▶ **PROBLEM DESCRIPTION**
Write only the number of lines in the entries that hold the string "tract".

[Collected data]
++++++++++++++++++++

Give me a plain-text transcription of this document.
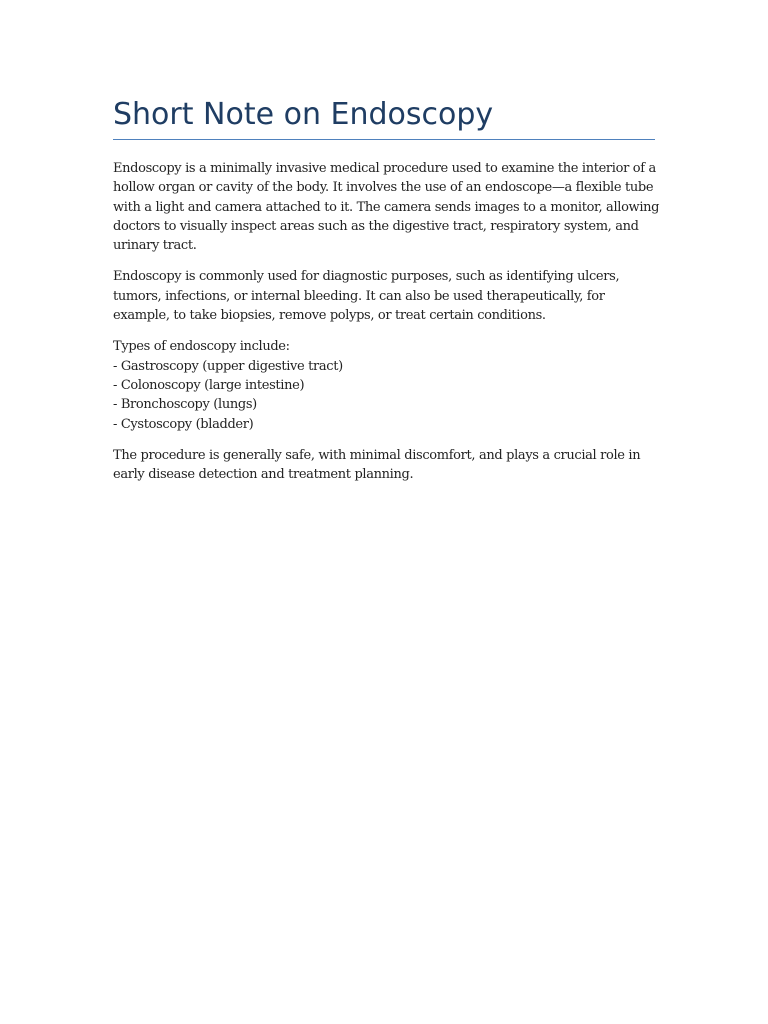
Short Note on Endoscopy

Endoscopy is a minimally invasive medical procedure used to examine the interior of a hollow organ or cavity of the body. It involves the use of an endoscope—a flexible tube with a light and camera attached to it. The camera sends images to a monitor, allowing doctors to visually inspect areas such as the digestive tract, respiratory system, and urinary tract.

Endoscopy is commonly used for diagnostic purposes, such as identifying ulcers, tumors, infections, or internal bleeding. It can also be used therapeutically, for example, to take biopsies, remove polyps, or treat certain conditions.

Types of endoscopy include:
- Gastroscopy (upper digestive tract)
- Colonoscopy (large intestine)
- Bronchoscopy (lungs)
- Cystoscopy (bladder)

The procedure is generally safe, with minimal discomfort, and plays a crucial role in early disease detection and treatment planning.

++++++++++++++++++++

▶ **YOUR RESPONSE**
2